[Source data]
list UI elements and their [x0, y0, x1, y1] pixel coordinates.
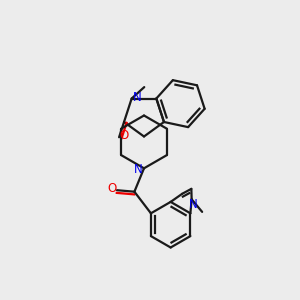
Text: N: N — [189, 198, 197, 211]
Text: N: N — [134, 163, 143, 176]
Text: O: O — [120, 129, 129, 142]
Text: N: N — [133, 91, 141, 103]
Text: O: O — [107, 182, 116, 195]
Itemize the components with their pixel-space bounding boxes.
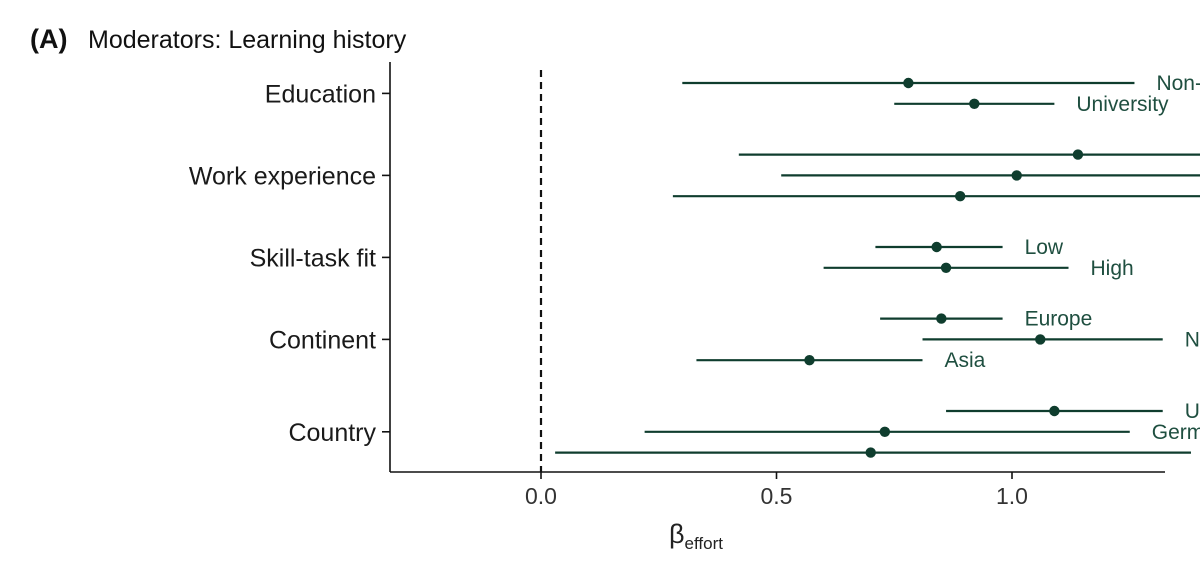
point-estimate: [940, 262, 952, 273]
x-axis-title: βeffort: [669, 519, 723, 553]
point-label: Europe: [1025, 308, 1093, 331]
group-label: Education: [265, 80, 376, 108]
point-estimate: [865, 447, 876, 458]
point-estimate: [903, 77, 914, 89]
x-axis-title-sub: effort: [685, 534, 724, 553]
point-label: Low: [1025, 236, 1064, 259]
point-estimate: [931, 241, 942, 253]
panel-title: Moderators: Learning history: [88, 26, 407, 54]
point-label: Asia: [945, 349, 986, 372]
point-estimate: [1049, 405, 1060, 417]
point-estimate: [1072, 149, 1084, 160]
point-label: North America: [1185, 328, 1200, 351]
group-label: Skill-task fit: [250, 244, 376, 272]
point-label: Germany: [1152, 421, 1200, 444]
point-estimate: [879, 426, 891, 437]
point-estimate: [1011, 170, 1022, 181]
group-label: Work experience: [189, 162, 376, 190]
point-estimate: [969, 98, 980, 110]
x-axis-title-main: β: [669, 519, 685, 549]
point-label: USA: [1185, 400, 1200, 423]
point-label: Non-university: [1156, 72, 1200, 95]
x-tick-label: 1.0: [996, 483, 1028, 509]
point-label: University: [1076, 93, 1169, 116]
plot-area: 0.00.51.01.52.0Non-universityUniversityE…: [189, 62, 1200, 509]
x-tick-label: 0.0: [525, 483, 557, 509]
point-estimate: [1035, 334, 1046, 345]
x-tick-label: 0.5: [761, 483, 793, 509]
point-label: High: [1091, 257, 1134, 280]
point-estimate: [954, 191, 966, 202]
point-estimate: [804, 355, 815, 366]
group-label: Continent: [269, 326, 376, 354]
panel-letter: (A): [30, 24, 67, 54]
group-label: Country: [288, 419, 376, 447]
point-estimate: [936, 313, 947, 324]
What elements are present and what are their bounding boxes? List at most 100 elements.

--

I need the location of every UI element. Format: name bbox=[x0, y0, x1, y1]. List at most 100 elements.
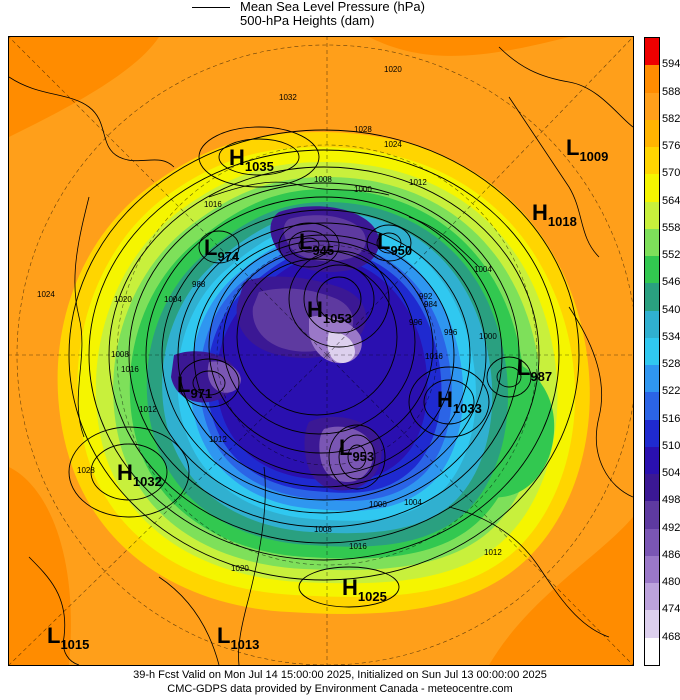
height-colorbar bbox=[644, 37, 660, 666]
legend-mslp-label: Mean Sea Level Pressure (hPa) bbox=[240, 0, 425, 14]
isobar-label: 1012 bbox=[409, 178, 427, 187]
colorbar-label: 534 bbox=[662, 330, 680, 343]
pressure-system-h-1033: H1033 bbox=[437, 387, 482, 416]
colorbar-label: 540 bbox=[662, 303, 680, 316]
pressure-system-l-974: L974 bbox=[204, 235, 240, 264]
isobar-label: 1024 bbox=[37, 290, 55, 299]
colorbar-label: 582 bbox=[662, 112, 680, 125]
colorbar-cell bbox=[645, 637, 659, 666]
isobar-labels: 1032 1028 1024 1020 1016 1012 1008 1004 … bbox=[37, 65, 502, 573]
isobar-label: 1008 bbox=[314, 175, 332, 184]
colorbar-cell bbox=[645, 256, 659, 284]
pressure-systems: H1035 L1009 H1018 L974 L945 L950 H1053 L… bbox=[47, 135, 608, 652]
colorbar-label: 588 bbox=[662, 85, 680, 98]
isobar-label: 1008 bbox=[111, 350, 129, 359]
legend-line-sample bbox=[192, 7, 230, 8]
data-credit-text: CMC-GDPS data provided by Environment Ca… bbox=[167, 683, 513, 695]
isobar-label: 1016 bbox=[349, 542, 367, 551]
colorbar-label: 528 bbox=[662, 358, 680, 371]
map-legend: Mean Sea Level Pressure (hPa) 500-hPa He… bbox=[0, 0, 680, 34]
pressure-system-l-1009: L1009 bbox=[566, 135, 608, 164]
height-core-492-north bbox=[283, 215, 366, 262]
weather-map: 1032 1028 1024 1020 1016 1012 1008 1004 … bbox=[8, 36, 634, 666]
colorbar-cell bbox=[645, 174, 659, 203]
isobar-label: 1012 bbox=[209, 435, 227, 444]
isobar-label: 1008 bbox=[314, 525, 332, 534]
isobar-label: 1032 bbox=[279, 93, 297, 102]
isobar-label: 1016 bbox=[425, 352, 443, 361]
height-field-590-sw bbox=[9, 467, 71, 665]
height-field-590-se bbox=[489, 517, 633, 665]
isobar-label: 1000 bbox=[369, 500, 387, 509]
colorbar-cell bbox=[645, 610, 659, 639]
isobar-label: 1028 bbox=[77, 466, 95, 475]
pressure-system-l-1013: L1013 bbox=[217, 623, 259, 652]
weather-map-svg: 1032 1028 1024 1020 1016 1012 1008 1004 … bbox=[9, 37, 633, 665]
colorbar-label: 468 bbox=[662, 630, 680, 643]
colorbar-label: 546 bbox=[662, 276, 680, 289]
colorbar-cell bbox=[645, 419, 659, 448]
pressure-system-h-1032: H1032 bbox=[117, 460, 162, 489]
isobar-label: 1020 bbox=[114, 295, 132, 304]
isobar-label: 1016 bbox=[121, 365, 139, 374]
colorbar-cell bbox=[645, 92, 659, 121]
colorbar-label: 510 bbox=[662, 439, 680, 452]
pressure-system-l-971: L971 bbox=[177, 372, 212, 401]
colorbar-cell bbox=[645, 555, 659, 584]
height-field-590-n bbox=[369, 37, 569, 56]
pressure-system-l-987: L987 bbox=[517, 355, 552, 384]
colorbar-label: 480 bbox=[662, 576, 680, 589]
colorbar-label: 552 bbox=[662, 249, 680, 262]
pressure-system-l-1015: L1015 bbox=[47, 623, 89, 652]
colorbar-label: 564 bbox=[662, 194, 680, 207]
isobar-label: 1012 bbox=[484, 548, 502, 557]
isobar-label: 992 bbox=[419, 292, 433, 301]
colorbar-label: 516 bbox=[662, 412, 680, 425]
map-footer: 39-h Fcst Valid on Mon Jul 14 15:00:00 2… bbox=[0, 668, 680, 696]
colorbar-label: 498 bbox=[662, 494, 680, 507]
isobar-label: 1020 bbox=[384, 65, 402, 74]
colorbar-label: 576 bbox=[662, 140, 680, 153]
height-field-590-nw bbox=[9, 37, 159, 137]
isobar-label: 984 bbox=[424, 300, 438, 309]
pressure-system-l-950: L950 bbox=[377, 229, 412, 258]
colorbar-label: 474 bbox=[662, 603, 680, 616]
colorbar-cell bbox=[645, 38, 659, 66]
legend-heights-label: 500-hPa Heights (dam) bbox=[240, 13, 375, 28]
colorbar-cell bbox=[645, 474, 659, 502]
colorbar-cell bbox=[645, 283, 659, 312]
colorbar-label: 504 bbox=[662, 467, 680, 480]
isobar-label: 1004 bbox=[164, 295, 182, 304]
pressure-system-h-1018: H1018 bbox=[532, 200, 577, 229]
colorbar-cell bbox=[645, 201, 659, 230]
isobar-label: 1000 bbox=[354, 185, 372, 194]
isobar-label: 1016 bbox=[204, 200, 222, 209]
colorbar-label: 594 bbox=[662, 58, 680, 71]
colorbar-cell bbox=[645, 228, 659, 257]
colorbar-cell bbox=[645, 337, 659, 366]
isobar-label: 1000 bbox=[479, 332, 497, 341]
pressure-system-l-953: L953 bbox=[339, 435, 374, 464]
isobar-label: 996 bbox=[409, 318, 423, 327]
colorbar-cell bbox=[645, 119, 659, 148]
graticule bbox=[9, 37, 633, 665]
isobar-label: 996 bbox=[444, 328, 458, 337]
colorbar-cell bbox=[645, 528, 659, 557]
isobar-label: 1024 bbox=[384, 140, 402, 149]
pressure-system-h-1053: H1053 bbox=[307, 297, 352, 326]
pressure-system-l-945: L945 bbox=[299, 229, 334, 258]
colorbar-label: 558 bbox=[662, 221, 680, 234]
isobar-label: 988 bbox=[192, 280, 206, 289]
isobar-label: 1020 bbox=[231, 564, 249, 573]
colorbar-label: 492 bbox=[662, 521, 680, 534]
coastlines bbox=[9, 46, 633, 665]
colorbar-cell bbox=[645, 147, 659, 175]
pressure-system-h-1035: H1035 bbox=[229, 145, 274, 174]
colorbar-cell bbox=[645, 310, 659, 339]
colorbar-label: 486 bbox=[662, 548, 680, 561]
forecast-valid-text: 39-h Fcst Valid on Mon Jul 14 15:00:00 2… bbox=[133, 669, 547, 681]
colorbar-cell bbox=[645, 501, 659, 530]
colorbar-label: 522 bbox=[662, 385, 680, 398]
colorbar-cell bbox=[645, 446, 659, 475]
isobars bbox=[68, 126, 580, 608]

## WRITTEN EXERCISE
Copy out the lines of the items above exactly, everything from the line containing "Text: N: N — [189, 198, 197, 211]" down to the line containing "Itemize the components", both included.

## REPLY TO THE TASK
Text: N: N — [189, 198, 197, 211]
Text: N: N — [134, 163, 143, 176]
Text: O: O — [120, 129, 129, 142]
Text: N: N — [133, 91, 141, 103]
Text: O: O — [107, 182, 116, 195]
Itemize the components with their pixel-space bounding boxes.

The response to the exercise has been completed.